Exercise :: Your answer should be one number: how many lines of the records hold the string "text".

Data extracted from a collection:
+-------+
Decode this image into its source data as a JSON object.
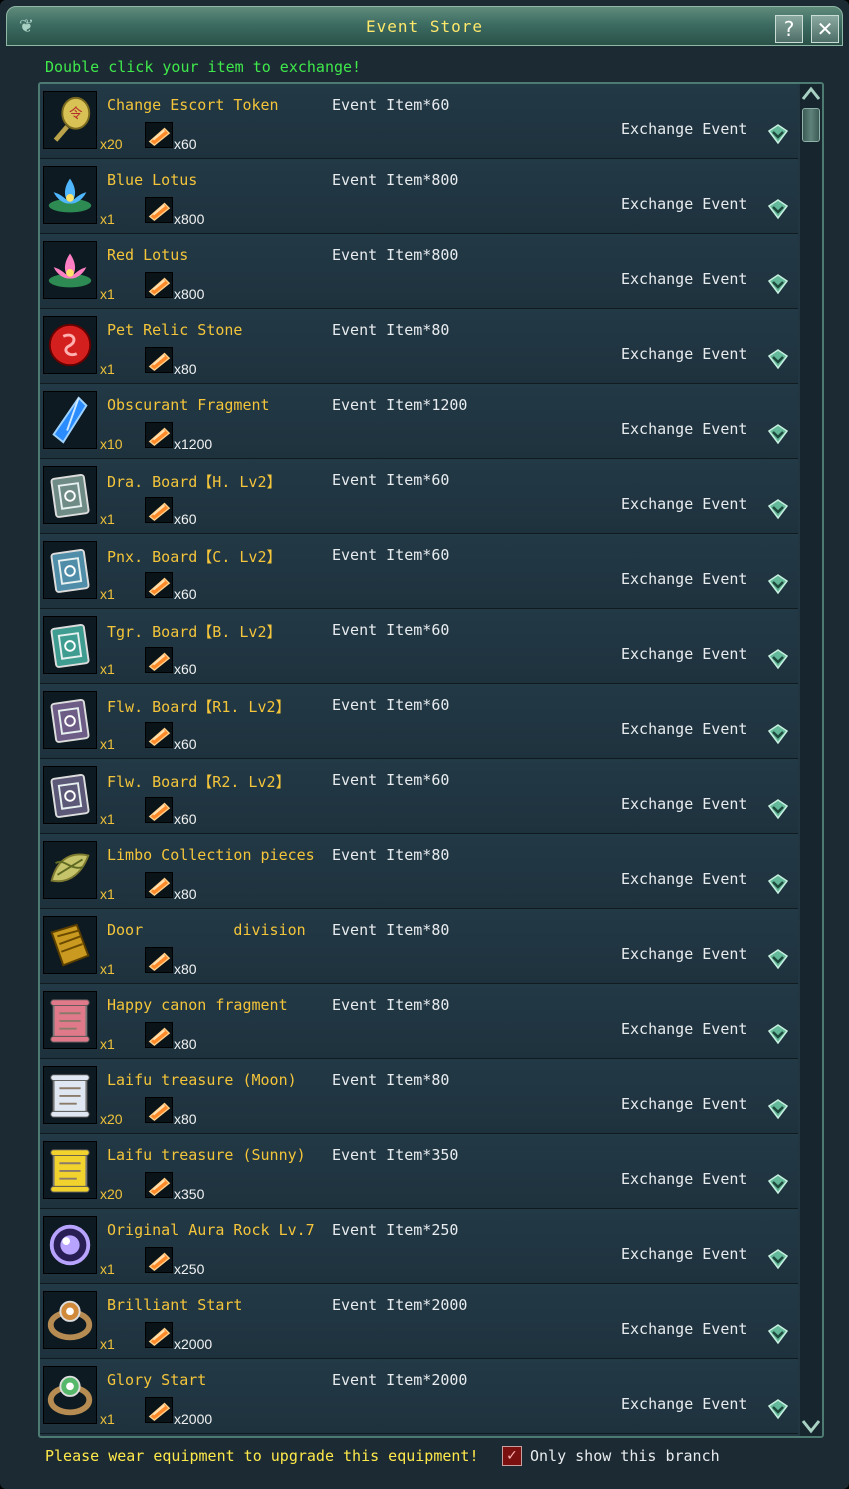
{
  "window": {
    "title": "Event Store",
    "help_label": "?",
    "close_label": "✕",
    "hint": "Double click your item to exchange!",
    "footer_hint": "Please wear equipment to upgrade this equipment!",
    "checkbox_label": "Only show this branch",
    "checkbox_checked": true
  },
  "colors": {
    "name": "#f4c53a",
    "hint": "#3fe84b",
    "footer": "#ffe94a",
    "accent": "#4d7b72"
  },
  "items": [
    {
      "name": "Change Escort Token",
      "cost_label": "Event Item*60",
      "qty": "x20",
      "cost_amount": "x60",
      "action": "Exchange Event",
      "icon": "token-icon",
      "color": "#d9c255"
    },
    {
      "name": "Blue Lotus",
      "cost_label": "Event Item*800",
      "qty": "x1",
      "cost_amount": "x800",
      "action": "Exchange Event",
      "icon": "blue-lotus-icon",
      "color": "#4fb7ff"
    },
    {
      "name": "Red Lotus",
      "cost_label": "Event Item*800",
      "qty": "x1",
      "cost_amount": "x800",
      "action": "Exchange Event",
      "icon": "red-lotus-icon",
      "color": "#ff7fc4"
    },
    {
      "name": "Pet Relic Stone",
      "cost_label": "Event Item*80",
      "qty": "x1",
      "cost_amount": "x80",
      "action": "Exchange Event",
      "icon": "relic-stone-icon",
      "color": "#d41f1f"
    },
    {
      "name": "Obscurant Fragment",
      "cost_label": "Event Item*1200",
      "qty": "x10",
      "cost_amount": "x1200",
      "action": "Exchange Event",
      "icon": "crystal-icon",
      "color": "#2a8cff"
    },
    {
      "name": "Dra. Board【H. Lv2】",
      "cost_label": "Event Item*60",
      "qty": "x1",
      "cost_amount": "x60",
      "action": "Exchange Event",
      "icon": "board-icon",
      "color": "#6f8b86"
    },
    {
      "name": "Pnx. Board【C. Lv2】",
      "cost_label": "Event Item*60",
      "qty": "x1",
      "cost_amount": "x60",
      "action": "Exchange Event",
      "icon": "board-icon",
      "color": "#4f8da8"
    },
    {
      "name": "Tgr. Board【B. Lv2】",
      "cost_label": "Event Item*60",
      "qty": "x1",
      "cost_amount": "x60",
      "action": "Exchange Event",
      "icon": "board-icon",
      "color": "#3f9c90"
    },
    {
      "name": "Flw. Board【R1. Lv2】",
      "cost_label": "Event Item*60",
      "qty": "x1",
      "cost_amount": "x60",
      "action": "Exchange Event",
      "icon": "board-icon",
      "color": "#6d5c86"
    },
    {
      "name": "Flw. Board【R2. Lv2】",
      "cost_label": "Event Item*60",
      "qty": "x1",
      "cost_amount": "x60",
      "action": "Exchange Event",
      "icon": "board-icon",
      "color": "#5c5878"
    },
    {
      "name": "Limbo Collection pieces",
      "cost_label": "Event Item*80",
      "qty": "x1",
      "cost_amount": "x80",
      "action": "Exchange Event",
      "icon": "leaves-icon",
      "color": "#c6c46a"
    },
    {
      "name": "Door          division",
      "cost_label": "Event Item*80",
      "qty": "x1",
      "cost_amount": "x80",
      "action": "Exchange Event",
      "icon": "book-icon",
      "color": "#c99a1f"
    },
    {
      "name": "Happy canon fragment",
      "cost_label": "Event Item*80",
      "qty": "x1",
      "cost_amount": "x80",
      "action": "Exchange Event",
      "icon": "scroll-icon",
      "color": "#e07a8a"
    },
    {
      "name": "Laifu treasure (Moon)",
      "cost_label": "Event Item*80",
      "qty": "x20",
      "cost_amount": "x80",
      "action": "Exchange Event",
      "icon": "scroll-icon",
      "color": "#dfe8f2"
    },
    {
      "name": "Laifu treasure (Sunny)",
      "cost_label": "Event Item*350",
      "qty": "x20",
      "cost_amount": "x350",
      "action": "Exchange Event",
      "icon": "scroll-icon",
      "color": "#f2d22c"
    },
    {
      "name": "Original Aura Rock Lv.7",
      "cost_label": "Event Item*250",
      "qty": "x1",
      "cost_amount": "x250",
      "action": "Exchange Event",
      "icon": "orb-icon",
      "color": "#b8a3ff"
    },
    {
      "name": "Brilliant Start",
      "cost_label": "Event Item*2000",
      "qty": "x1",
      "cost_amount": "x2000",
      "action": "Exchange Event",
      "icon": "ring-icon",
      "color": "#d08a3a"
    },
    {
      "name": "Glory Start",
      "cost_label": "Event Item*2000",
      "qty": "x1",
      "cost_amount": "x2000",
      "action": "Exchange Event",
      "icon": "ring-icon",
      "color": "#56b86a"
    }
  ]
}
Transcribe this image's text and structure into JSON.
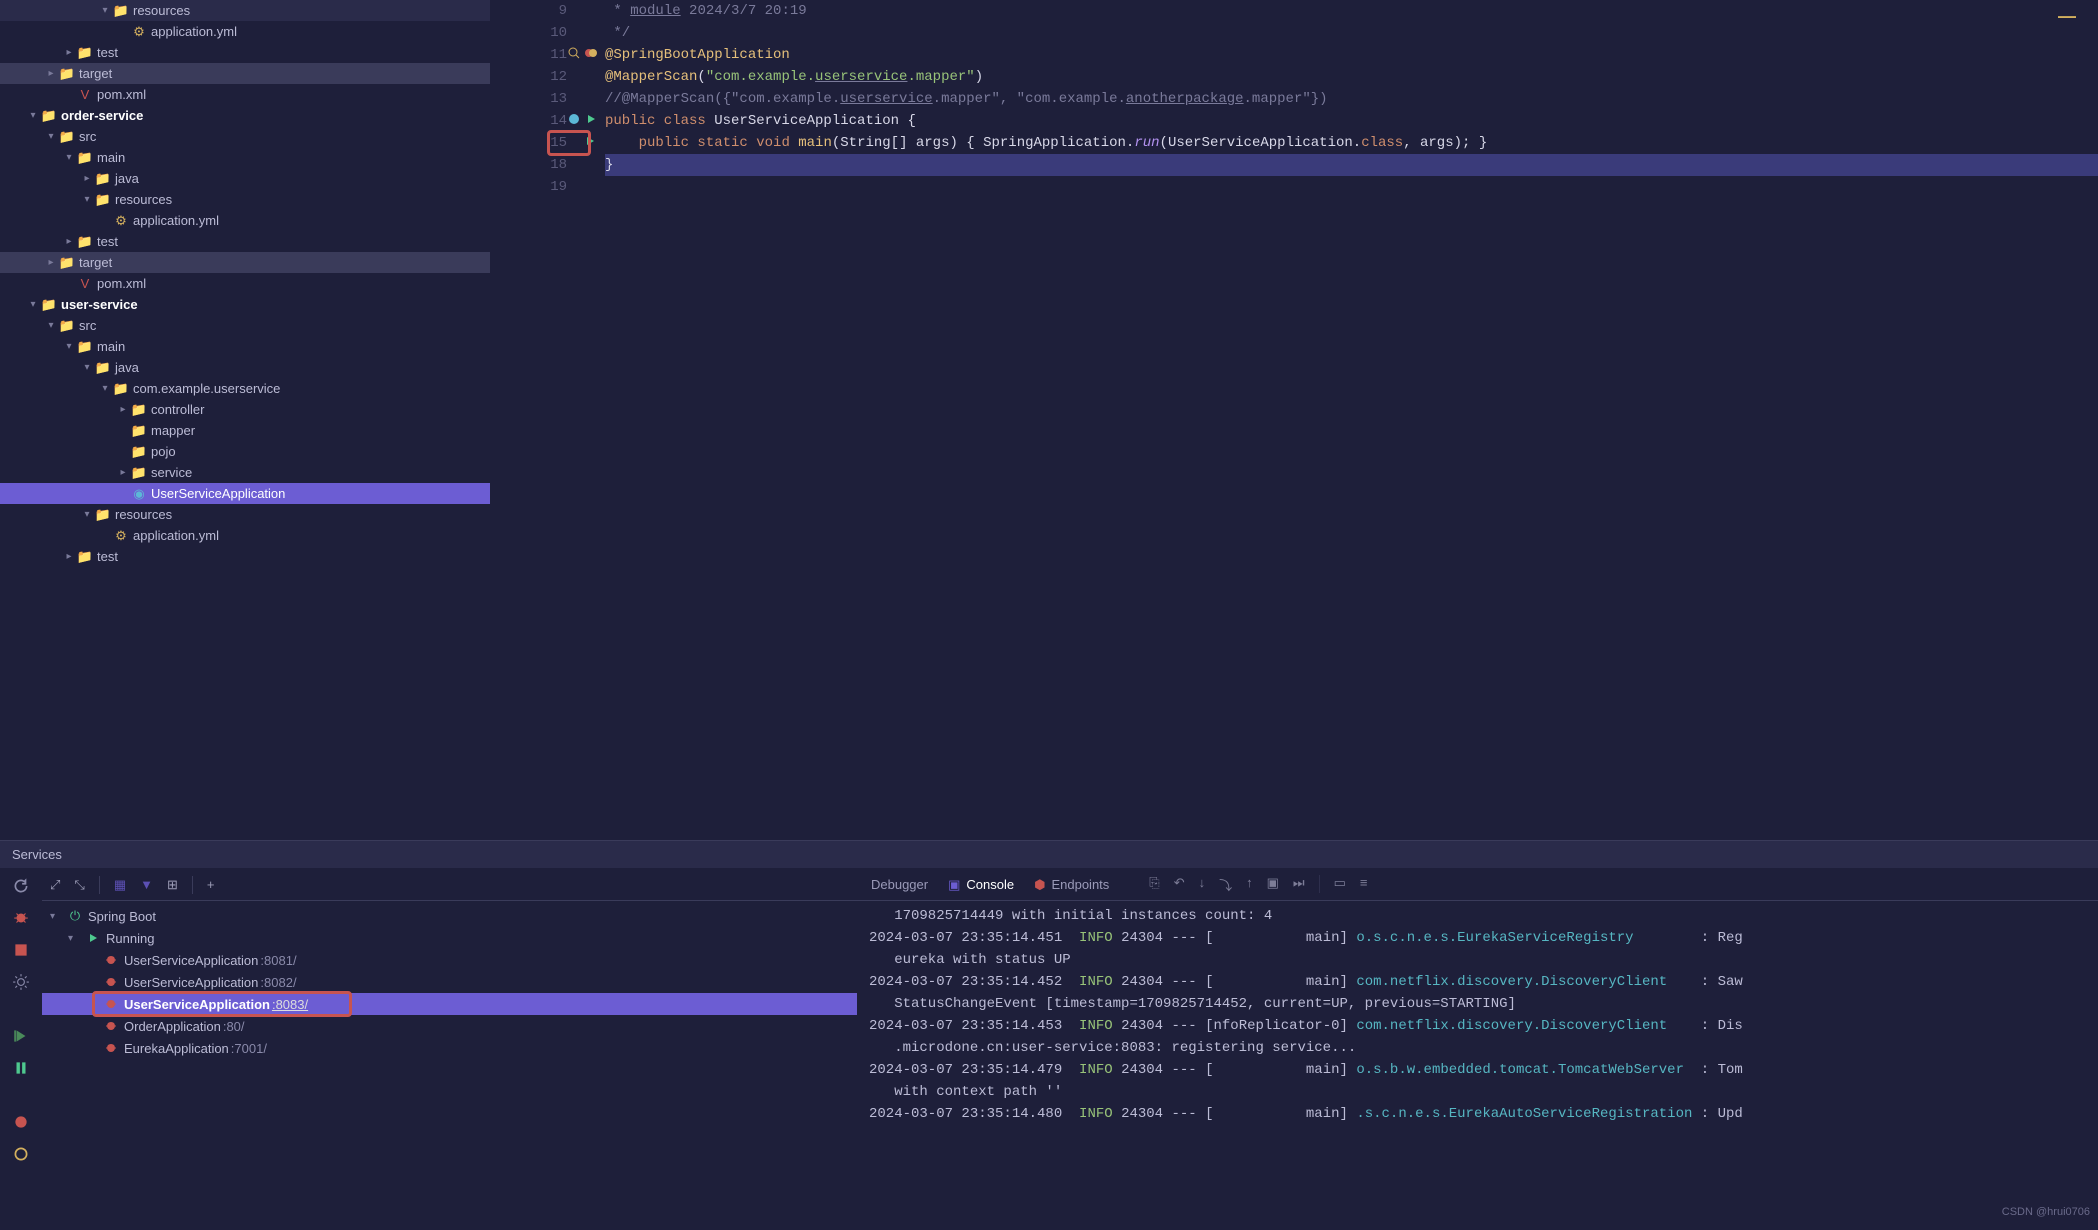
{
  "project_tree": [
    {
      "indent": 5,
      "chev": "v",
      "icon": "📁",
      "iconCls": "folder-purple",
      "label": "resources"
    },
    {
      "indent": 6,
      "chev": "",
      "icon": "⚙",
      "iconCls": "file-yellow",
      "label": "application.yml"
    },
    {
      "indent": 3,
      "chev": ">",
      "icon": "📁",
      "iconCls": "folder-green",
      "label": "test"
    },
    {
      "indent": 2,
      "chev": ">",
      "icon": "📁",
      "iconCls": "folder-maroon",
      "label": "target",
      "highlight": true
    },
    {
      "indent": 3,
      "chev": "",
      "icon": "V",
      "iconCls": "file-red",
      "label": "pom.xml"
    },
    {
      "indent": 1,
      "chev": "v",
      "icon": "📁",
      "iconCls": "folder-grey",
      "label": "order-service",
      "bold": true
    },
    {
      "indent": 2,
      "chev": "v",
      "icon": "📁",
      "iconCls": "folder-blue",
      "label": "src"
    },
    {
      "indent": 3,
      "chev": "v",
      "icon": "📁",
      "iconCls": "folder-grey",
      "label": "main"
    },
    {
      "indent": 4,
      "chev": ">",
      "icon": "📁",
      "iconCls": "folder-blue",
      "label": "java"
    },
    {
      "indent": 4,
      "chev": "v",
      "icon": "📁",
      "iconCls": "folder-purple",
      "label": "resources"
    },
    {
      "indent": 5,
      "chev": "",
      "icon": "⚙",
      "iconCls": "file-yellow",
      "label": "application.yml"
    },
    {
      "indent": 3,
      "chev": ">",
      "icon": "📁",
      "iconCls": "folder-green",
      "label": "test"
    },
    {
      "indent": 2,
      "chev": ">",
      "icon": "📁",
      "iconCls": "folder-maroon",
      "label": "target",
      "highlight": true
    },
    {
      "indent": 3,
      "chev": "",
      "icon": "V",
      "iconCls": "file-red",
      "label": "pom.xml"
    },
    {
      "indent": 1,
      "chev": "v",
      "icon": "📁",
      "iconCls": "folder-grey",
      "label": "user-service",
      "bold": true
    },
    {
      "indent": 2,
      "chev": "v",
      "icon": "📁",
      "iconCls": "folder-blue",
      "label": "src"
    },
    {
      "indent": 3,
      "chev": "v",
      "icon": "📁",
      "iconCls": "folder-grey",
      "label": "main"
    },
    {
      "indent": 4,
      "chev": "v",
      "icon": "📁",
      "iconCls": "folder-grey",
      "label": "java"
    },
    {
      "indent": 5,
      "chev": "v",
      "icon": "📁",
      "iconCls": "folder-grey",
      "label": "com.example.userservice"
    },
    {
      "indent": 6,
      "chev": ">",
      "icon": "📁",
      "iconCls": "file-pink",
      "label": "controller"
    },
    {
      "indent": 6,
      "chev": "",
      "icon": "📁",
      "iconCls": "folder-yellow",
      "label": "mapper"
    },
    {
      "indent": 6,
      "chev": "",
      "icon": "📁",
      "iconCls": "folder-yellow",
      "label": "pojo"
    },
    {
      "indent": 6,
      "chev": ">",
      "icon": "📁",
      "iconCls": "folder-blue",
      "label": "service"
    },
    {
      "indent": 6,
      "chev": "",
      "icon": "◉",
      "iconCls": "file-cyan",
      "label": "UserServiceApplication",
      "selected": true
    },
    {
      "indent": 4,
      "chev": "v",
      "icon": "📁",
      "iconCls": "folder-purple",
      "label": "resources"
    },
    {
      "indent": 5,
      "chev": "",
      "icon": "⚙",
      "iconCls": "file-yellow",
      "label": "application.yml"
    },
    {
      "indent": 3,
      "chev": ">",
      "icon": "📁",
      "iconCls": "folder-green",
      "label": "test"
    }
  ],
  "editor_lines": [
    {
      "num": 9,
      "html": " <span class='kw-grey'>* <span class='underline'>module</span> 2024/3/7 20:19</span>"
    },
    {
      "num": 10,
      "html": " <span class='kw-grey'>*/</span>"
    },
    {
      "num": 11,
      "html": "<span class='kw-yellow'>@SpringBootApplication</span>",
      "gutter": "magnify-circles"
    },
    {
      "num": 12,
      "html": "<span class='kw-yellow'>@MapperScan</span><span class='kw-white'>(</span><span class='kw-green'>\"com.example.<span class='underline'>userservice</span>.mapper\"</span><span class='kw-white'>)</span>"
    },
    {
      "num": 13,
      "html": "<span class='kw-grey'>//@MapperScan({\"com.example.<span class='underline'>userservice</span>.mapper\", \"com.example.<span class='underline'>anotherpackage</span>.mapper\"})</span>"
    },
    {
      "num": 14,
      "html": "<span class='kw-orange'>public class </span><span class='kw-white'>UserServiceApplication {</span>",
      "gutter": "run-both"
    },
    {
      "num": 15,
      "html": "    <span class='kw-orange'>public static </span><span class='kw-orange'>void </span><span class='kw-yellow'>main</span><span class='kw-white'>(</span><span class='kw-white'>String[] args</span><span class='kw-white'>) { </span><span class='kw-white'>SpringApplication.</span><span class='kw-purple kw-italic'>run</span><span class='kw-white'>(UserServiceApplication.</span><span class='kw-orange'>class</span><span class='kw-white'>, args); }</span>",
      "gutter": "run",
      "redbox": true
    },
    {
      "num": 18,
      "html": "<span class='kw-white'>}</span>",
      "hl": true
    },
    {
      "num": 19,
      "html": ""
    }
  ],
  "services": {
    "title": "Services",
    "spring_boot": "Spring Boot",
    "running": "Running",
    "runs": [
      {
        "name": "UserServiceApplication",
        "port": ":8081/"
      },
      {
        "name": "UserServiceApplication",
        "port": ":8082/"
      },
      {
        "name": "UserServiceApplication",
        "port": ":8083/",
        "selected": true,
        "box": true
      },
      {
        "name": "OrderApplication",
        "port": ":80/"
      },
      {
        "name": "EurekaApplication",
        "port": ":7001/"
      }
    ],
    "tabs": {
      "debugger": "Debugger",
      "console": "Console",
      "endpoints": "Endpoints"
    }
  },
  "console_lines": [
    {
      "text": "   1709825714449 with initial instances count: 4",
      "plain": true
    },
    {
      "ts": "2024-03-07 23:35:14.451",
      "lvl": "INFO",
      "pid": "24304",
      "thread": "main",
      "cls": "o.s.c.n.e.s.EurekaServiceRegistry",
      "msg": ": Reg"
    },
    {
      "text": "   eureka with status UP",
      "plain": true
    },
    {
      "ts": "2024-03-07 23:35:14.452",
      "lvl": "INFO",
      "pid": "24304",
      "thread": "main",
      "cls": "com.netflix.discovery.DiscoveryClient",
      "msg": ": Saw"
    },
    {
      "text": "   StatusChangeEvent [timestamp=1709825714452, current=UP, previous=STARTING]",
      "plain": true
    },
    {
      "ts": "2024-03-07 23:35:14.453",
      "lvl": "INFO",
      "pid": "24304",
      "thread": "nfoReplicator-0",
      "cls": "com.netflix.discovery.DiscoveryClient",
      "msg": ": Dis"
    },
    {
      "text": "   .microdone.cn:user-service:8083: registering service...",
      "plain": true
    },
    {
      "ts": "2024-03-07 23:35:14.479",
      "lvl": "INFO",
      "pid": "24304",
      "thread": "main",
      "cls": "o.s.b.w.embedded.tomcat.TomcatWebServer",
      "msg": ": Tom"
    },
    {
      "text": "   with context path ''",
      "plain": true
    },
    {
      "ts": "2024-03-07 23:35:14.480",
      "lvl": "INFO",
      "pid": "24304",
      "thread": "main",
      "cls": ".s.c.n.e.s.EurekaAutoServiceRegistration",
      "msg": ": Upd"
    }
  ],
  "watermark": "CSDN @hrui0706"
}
+-------+
Finished answer :: 6